▸ AIM OF THE TASK:
From the listing that follows, extract every line and set it down unaltered.

Recorded data:

## Begin

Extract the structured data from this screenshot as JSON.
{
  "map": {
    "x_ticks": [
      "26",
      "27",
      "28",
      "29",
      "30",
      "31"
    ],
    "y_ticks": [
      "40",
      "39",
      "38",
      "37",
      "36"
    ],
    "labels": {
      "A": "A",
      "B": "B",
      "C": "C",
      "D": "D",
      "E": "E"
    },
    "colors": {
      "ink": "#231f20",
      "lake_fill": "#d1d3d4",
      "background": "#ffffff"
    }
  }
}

## End

▸ FULL RESPONSE:
Extract the structured data from this screenshot as JSON.
{
  "map": {
    "x_ticks": [
      "26",
      "27",
      "28",
      "29",
      "30",
      "31"
    ],
    "y_ticks": [
      "40",
      "39",
      "38",
      "37",
      "36"
    ],
    "labels": {
      "A": "A",
      "B": "B",
      "C": "C",
      "D": "D",
      "E": "E"
    },
    "colors": {
      "ink": "#231f20",
      "lake_fill": "#d1d3d4",
      "background": "#ffffff"
    }
  }
}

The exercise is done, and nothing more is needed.